Task - Leave out the pictures and reproduce all of the data exactly.
--- Start of Records shown ---
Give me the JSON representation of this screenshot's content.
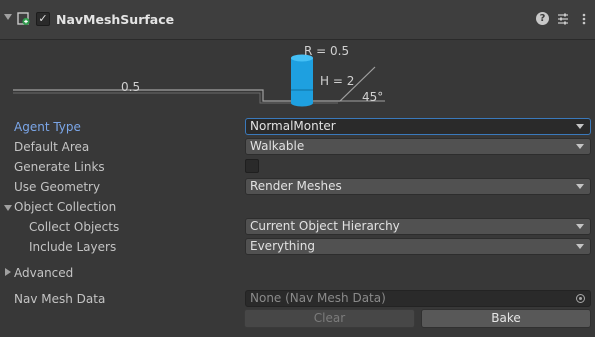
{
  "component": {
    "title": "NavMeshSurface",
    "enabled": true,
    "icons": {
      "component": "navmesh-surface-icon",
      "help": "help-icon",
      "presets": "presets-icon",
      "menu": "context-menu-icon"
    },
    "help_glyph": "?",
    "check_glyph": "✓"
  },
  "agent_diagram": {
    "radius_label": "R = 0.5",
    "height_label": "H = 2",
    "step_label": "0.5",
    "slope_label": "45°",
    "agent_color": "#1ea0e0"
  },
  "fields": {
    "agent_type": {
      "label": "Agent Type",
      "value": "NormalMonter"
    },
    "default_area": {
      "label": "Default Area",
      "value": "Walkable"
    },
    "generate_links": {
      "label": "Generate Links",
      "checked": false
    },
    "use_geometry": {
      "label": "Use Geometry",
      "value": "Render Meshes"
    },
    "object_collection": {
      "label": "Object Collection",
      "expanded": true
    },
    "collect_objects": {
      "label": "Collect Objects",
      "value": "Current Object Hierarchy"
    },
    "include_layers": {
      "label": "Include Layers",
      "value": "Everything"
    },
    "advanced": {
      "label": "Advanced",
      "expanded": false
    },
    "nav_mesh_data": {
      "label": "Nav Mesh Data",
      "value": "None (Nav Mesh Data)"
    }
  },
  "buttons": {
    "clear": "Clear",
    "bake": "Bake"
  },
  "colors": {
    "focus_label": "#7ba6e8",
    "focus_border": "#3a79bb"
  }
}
--- End of Records shown ---
Task response -
Give me the JSON representation of this screenshot's content.
{
  "component": {
    "title": "NavMeshSurface",
    "enabled": true,
    "icons": {
      "component": "navmesh-surface-icon",
      "help": "help-icon",
      "presets": "presets-icon",
      "menu": "context-menu-icon"
    },
    "help_glyph": "?",
    "check_glyph": "✓"
  },
  "agent_diagram": {
    "radius_label": "R = 0.5",
    "height_label": "H = 2",
    "step_label": "0.5",
    "slope_label": "45°",
    "agent_color": "#1ea0e0"
  },
  "fields": {
    "agent_type": {
      "label": "Agent Type",
      "value": "NormalMonter"
    },
    "default_area": {
      "label": "Default Area",
      "value": "Walkable"
    },
    "generate_links": {
      "label": "Generate Links",
      "checked": false
    },
    "use_geometry": {
      "label": "Use Geometry",
      "value": "Render Meshes"
    },
    "object_collection": {
      "label": "Object Collection",
      "expanded": true
    },
    "collect_objects": {
      "label": "Collect Objects",
      "value": "Current Object Hierarchy"
    },
    "include_layers": {
      "label": "Include Layers",
      "value": "Everything"
    },
    "advanced": {
      "label": "Advanced",
      "expanded": false
    },
    "nav_mesh_data": {
      "label": "Nav Mesh Data",
      "value": "None (Nav Mesh Data)"
    }
  },
  "buttons": {
    "clear": "Clear",
    "bake": "Bake"
  },
  "colors": {
    "focus_label": "#7ba6e8",
    "focus_border": "#3a79bb"
  }
}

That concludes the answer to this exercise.